- **PROBLEM STATEMENT**
Look for the string "title" in every line, and copy each line that has it.
────────────────
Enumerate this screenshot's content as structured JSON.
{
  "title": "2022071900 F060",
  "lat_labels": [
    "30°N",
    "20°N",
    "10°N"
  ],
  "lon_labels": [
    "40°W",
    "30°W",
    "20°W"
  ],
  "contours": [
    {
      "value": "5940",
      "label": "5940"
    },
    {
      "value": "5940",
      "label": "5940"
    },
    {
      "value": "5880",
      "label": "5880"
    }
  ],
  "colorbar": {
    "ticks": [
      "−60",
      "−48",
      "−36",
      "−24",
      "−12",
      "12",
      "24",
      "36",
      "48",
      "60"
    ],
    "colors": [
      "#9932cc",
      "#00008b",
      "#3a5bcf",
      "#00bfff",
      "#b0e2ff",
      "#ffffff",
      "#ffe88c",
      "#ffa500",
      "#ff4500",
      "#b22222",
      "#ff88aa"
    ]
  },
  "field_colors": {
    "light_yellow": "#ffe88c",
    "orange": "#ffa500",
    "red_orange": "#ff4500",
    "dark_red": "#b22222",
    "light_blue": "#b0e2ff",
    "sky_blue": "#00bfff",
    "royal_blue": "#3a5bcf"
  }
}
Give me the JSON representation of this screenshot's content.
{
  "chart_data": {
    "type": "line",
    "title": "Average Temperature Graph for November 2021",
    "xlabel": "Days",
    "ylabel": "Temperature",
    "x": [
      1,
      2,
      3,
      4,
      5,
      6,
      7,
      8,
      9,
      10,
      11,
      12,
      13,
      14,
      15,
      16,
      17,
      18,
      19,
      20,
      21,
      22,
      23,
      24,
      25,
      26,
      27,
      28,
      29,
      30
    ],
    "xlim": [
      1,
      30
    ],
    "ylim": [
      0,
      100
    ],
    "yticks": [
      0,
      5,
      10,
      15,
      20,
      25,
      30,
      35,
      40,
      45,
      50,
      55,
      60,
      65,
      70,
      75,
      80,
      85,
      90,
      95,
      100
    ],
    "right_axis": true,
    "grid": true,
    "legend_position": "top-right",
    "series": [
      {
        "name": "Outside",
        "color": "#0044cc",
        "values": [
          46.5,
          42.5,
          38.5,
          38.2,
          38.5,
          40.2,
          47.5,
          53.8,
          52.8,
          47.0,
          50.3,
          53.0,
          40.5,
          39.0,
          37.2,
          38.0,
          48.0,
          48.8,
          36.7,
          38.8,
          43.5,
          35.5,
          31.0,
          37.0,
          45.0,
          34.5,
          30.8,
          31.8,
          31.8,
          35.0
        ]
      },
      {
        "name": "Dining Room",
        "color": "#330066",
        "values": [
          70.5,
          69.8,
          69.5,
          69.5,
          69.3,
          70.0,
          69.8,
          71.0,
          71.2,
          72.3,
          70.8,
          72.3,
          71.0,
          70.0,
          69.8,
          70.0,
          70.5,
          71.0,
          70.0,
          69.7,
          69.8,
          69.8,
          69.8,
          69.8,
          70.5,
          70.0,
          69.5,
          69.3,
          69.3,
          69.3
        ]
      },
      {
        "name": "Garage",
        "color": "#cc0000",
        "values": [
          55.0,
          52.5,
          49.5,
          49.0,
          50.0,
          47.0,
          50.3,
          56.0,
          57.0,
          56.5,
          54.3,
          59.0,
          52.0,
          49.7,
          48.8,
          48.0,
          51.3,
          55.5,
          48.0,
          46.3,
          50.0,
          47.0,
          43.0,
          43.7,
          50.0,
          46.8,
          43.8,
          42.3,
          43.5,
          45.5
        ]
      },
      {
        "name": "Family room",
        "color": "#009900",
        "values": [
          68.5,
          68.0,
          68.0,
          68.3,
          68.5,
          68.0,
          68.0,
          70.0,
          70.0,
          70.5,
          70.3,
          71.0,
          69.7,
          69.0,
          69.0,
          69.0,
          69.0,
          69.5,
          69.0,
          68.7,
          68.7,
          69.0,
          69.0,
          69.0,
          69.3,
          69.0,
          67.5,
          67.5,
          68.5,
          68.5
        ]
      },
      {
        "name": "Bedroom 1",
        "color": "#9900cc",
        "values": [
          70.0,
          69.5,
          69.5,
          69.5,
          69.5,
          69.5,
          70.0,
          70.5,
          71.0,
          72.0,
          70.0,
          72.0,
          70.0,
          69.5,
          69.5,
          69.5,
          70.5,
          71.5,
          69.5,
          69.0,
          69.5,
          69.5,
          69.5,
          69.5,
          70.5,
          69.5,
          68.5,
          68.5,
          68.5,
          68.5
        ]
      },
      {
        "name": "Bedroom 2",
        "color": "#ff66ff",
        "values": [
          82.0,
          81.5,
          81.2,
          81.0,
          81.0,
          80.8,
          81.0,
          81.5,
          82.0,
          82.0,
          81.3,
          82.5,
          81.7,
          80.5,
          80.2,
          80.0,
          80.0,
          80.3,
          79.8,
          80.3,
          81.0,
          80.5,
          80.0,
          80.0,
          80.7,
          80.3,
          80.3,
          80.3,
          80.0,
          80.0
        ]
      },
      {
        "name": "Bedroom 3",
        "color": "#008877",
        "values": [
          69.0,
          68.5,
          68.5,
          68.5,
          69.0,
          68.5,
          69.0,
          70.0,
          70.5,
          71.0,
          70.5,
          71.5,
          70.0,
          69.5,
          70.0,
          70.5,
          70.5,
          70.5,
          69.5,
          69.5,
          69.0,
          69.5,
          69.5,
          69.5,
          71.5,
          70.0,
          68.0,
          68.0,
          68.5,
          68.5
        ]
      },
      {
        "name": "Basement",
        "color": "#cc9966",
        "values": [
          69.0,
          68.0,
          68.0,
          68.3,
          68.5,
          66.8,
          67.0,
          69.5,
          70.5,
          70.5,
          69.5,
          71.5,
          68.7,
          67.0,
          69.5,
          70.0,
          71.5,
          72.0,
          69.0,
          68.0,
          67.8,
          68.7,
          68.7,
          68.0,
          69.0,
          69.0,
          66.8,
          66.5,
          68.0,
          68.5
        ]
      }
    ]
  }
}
────────────────
- **OUTPUT OF THE TASK**
  "title": "2022071900 F060",
    "title": "Average Temperature Graph for November 2021",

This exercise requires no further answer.